Texto:
::::
Agresividad,
crudeza, brusquedad, irrupción, ira, rencor, molestia, desprecio y
odio. Todo eso alguna vez hemos experimentado o aplicado en nuestra vida
al relacionarnos con los otros y con el mundo.
Hay
personas que constantemente son amables y que parece que nada las
altera, excita o pone ansiosas. Esas personas son básicamente falsas,
reprimidas, autistas o sin vida. Agresividad tenemos todos en nuestra
naturaleza: la necesitamos.
Desde
que somos un embrión usamos nuestra fuerza para lograr sobrevivir en el
vientre materno, cuando crecemos resistimos un mundo nuevo, sufrimos
cambios a los cuales intentamos sobrevivir, y cuando más o menos somos
conscientes de nuestra fuerza y tenemos un control de ella, atacamos al
mundo: lo exploramos, lo tocamos, lo investigamos, lo saboreamos, nos
alzamos sobre nuestros pies, intentamos alcanzar lugares altos,
intentamos romper cosas para desafiar su resistencia y golpeamos
obstáculos o barreras que nos frustran ciertos deseos.
Un
ser pasivo, tirado como en estado vegetal, sin esforzarse, sin usar o
gastar su energía, no sobrevive: necesita aplicar o presionar los
esquemas externos, muchas veces imponiendo esquemas internos para
sobrevivir, como cuando nos mantenemos fijos en un lugar más allá de las
adversidades, cuando nos defendemos contra agresiones, cuando atacamos
para obtener algo de otro, cuando somos celosos o posesivos respecto a
algo que sentimos que es nuestro (por más que no lo sea).
::::
Datos proporcionados:

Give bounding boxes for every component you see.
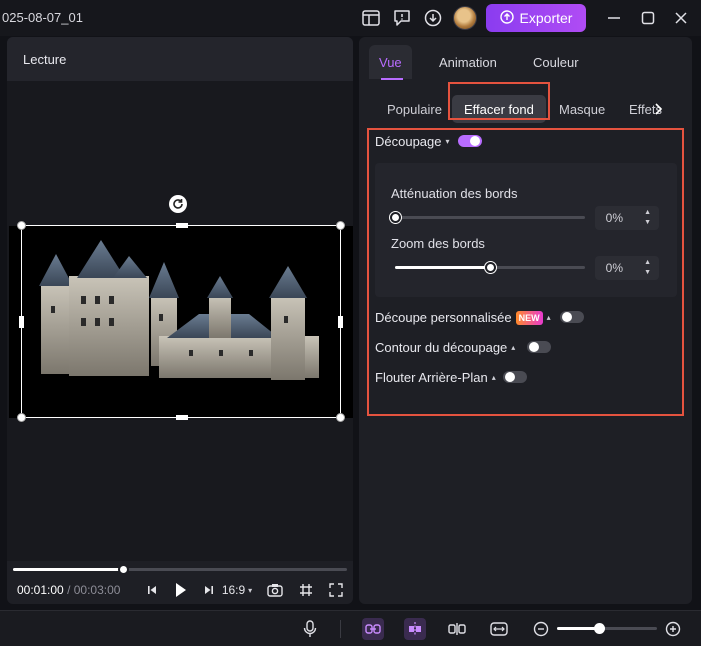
link-icon[interactable]	[362, 618, 384, 640]
timeline-zoom-fill	[557, 627, 599, 630]
active-tab-indicator	[381, 78, 403, 80]
progress-handle[interactable]	[118, 564, 129, 575]
feedback-icon[interactable]	[392, 8, 412, 28]
crop-grid-icon[interactable]	[297, 581, 315, 599]
resize-handle-bottom[interactable]	[176, 415, 188, 420]
progress-fill	[13, 568, 123, 571]
resize-handle-bottom-right[interactable]	[336, 413, 345, 422]
player-title: Lecture	[23, 52, 67, 67]
time-separator: /	[67, 583, 71, 597]
resize-handle-left[interactable]	[19, 316, 24, 328]
aspect-ratio-value: 16:9	[221, 583, 246, 597]
split-icon[interactable]	[446, 618, 468, 640]
resize-handle-top[interactable]	[176, 223, 188, 228]
magnet-icon[interactable]	[404, 618, 426, 640]
tab-couleur[interactable]: Couleur	[523, 45, 589, 79]
export-button[interactable]: Exporter	[486, 4, 586, 32]
preview-canvas[interactable]	[7, 81, 353, 561]
tab-label: Animation	[439, 54, 497, 70]
play-icon[interactable]	[171, 581, 189, 599]
zoom-in-icon[interactable]	[662, 618, 684, 640]
resize-handle-bottom-left[interactable]	[17, 413, 26, 422]
title-bar: 025-08-07_01 Exporter	[0, 0, 701, 36]
resize-handle-right[interactable]	[338, 316, 343, 328]
layout-icon[interactable]	[361, 8, 381, 28]
tab-label: Couleur	[533, 54, 579, 70]
next-frame-icon[interactable]	[201, 581, 217, 599]
chevron-right-icon[interactable]	[653, 100, 667, 118]
subtab-masque[interactable]: Masque	[547, 95, 617, 123]
snapshot-icon[interactable]	[266, 581, 284, 599]
divider	[340, 620, 341, 638]
player-panel: Lecture 00:01:00 / 00:03:00 16:9 ▾	[7, 37, 353, 604]
tab-vue[interactable]: Vue	[369, 45, 412, 79]
time-current: 00:01:00	[17, 583, 64, 597]
time-display: 00:01:00 / 00:03:00	[17, 583, 120, 597]
playback-progress[interactable]	[13, 564, 347, 575]
minimize-icon[interactable]	[605, 9, 623, 27]
timeline-zoom-slider[interactable]	[557, 623, 657, 634]
subtab-populaire[interactable]: Populaire	[375, 95, 454, 123]
maximize-icon[interactable]	[639, 9, 657, 27]
close-icon[interactable]	[672, 9, 690, 27]
prev-frame-icon[interactable]	[144, 581, 160, 599]
fit-width-icon[interactable]	[488, 618, 510, 640]
fullscreen-icon[interactable]	[327, 581, 345, 599]
export-icon	[499, 9, 514, 27]
download-icon[interactable]	[423, 8, 443, 28]
chevron-down-icon: ▾	[248, 585, 253, 595]
subtab-label: Populaire	[387, 101, 442, 117]
tab-animation[interactable]: Animation	[429, 45, 507, 79]
zoom-out-icon[interactable]	[530, 618, 552, 640]
tab-label: Vue	[379, 54, 402, 70]
rotate-icon[interactable]	[169, 195, 187, 213]
resize-handle-top-right[interactable]	[336, 221, 345, 230]
resize-handle-top-left[interactable]	[17, 221, 26, 230]
player-header: Lecture	[7, 37, 353, 81]
user-avatar[interactable]	[453, 6, 477, 30]
export-label: Exporter	[519, 10, 573, 26]
timeline-toolbar	[0, 610, 701, 646]
highlight-box-subtab	[448, 82, 550, 120]
microphone-icon[interactable]	[299, 618, 321, 640]
timeline-zoom-handle[interactable]	[594, 623, 605, 634]
highlight-box-section	[367, 128, 684, 416]
time-total: 00:03:00	[73, 583, 121, 597]
subtab-label: Masque	[559, 101, 606, 117]
aspect-ratio-dropdown[interactable]: 16:9 ▾	[218, 581, 256, 599]
project-title: 025-08-07_01	[2, 10, 83, 25]
selection-box[interactable]	[17, 221, 345, 422]
tab-bar: Vue Animation Couleur	[359, 37, 692, 83]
::::
Retos:
[A] Extrae sin modificarlas las filas comprendidas entre la que contiene "618, 384, 640]" y la que contiene "9, 623, 27]", ambas incluidas.
[B] Prosigue el texto sobre la agresividad a partir del punto en que se detiene.
El texto y las filas no guardan relación entre sí.

Respuestas dadas:
[A]
link-icon[interactable]	[362, 618, 384, 640]
timeline-zoom-fill	[557, 627, 599, 630]
active-tab-indicator	[381, 78, 403, 80]
progress-handle[interactable]	[118, 564, 129, 575]
feedback-icon[interactable]	[392, 8, 412, 28]
crop-grid-icon[interactable]	[297, 581, 315, 599]
resize-handle-bottom[interactable]	[176, 415, 188, 420]
progress-fill	[13, 568, 123, 571]
resize-handle-bottom-right[interactable]	[336, 413, 345, 422]
player-title: Lecture	[23, 52, 67, 67]
time-separator: /	[67, 583, 71, 597]
resize-handle-left[interactable]	[19, 316, 24, 328]
aspect-ratio-value: 16:9	[221, 583, 246, 597]
split-icon[interactable]	[446, 618, 468, 640]
resize-handle-top[interactable]	[176, 223, 188, 228]
magnet-icon[interactable]	[404, 618, 426, 640]
tab-couleur[interactable]: Couleur	[523, 45, 589, 79]
export-button[interactable]: Exporter	[486, 4, 586, 32]
preview-canvas[interactable]	[7, 81, 353, 561]
tab-label: Animation	[439, 54, 497, 70]
play-icon[interactable]	[171, 581, 189, 599]
zoom-in-icon[interactable]	[662, 618, 684, 640]
resize-handle-bottom-left[interactable]	[17, 413, 26, 422]
title-bar: 025-08-07_01 Exporter	[0, 0, 701, 36]
resize-handle-right[interactable]	[338, 316, 343, 328]
layout-icon[interactable]	[361, 8, 381, 28]
tab-label: Couleur	[533, 54, 579, 70]
next-frame-icon[interactable]	[201, 581, 217, 599]
chevron-right-icon[interactable]	[653, 100, 667, 118]
subtab-masque[interactable]: Masque	[547, 95, 617, 123]
snapshot-icon[interactable]	[266, 581, 284, 599]
divider	[340, 620, 341, 638]
player-panel: Lecture 00:01:00 / 00:03:00 16:9 ▾	[7, 37, 353, 604]
tab-vue[interactable]: Vue	[369, 45, 412, 79]
time-current: 00:01:00	[17, 583, 64, 597]
time-display: 00:01:00 / 00:03:00	[17, 583, 120, 597]
playback-progress[interactable]	[13, 564, 347, 575]
minimize-icon[interactable]	[605, 9, 623, 27]

[B]
Rechinar
los dientes, golpear las cosas, fruncir el ceño, tener una mirada
amenazadora, hacer chistes violentos, estar crispado por nervios, tener
dolor de estómago, el estremecimiento del cuerpo por la adrenalina, el
disgusto porque alguien posee algo que alguna vez fue nuestro o que
deseamos aunque sea como capricho (conocido como celos y envidia) alguna
vez todos lo vivieron: no lo nieguen.
Ni hablar de la intolerancia a la frustración, la desesperación, la violencia, los insultos, el presionar nuestros ojos y nariz
comprimiendo nuestro rostro cuando lloramos, el cerrar el puño, el daño
a uno mismo tironeándose los pelos o comiendo mal, castigándose,
martirizándose, la culpa, el dolor. Ninguna de estas realidades físicas o
espirituales nos tienen piedad y nos discriminan a la hora de
manifestarse.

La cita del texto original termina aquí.